Extract all lines from the data beneath that include the word "Ionizing".
# Start of Data in this exercise
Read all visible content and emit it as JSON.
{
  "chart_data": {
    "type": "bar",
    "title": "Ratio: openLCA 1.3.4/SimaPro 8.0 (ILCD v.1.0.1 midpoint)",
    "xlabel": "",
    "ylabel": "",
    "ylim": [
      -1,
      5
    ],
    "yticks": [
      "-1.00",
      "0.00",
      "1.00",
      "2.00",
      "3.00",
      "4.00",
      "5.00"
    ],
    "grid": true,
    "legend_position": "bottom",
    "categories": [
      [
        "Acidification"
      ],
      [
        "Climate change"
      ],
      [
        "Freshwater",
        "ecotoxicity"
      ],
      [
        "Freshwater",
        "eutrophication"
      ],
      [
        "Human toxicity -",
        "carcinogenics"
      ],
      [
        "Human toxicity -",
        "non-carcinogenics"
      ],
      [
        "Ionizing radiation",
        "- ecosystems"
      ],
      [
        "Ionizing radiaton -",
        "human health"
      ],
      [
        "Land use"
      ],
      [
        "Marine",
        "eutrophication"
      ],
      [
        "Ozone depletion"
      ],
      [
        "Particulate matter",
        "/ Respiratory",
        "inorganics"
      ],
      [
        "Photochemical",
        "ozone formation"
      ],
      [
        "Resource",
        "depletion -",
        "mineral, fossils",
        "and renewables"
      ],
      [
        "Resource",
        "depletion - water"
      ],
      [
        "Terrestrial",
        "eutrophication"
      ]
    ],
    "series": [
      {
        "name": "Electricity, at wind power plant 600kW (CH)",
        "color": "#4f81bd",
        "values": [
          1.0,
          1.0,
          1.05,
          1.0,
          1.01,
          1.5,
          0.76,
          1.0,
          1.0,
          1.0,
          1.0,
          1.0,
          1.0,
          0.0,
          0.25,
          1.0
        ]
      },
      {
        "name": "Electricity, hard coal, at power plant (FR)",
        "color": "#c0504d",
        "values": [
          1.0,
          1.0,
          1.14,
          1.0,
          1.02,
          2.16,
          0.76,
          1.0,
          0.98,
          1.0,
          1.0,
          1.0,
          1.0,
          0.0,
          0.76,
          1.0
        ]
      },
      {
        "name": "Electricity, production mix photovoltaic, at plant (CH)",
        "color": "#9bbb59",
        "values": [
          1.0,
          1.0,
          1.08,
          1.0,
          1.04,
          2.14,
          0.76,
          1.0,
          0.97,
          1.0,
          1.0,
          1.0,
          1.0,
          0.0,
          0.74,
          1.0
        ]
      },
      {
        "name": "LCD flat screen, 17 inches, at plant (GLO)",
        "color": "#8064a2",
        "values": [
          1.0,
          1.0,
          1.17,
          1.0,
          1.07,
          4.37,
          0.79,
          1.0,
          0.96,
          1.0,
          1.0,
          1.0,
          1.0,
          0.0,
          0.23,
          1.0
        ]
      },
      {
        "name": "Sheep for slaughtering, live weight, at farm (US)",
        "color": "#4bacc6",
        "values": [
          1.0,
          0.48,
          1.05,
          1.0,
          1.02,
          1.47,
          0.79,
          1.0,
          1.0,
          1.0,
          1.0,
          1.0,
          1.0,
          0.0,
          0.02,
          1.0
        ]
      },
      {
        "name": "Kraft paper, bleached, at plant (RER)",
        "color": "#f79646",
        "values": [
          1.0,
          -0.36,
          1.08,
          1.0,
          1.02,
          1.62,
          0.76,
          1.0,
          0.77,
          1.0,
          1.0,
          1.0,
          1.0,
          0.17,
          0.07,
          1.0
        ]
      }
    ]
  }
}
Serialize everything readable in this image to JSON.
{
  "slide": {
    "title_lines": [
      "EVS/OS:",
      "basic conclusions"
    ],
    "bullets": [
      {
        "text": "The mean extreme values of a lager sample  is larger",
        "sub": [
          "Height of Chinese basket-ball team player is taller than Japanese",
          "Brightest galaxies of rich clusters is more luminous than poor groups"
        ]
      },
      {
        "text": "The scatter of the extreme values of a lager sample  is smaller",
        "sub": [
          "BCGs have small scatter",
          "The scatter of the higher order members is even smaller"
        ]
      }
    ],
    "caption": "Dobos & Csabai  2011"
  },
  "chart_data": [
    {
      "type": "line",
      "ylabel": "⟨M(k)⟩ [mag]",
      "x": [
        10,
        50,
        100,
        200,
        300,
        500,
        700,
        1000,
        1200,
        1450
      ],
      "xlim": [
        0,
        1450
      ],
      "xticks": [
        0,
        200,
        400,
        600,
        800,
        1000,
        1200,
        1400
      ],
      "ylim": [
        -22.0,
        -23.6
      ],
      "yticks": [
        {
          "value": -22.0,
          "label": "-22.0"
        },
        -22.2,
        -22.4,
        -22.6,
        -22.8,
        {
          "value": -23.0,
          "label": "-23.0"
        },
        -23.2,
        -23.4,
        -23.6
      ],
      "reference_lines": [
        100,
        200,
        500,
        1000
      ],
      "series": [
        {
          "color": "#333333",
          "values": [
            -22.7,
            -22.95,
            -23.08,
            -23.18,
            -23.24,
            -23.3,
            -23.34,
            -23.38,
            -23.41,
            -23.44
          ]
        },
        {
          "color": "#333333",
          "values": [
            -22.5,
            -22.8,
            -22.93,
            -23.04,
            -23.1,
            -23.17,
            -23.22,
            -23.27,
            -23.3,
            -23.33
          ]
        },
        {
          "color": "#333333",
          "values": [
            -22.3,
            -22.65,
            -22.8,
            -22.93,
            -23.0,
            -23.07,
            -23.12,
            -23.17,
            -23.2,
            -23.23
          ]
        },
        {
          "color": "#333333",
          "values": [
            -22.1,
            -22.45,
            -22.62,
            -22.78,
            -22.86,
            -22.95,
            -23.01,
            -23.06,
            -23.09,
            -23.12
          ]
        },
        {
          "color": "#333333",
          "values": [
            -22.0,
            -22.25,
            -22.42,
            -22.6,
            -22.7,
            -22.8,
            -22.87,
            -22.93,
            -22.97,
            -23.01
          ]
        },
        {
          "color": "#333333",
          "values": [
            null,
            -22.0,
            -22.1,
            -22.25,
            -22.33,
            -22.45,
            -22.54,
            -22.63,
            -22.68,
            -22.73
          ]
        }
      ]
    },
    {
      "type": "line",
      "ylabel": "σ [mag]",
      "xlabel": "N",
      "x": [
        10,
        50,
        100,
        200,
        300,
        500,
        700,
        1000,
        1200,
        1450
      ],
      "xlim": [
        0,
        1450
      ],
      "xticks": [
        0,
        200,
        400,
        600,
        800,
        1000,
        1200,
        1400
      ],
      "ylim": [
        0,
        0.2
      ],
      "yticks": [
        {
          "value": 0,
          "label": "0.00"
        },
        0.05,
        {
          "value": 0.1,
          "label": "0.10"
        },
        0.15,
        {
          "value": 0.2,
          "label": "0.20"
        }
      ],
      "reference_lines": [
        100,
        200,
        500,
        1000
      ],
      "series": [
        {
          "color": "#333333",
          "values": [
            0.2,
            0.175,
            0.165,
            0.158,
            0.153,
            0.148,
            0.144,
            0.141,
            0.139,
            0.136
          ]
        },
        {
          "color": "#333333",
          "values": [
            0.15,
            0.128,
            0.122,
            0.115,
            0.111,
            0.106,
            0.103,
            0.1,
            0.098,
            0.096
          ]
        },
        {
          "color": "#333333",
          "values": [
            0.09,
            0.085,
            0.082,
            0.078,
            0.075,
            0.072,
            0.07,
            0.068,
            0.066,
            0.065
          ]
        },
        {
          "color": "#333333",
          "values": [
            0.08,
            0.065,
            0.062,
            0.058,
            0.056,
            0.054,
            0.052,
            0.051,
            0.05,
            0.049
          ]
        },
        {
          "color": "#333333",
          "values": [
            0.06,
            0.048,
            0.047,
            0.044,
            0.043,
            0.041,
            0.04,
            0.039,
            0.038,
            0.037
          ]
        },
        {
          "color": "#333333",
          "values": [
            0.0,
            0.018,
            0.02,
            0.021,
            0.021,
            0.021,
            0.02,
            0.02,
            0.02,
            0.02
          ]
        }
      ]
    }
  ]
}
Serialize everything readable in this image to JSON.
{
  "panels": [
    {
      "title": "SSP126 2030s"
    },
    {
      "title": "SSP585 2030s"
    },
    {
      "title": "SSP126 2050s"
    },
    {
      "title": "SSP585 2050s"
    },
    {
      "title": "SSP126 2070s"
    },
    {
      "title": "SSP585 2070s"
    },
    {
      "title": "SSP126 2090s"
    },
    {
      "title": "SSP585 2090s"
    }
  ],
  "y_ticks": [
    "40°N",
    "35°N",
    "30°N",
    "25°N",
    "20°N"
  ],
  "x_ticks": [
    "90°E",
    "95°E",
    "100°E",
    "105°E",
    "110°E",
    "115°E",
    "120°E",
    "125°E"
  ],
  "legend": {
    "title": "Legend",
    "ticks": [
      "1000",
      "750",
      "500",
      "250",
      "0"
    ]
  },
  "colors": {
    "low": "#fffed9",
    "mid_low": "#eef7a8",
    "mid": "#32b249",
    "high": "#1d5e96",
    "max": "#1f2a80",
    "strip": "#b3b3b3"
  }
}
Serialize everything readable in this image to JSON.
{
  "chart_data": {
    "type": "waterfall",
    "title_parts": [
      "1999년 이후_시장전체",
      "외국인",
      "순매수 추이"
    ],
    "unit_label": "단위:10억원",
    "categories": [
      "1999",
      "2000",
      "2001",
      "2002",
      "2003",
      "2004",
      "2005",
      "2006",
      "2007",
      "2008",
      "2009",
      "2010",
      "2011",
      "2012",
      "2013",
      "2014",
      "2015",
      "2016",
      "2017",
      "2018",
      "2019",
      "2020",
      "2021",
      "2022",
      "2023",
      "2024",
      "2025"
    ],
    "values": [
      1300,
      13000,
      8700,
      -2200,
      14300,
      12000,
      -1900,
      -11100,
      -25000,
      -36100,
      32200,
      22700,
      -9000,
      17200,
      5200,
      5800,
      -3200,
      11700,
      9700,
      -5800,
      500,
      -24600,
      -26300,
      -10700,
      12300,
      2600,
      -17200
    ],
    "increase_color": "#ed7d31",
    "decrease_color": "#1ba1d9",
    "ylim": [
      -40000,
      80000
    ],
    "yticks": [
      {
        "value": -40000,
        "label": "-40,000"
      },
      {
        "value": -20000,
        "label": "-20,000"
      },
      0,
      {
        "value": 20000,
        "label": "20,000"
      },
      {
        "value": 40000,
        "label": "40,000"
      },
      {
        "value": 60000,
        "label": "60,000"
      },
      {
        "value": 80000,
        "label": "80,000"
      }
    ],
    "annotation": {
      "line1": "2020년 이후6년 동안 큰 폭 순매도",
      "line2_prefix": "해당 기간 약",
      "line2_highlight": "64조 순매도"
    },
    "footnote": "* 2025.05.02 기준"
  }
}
# End of Data in this exercise
### Output for this task
        "Ionizing radiation",
        "Ionizing radiaton -",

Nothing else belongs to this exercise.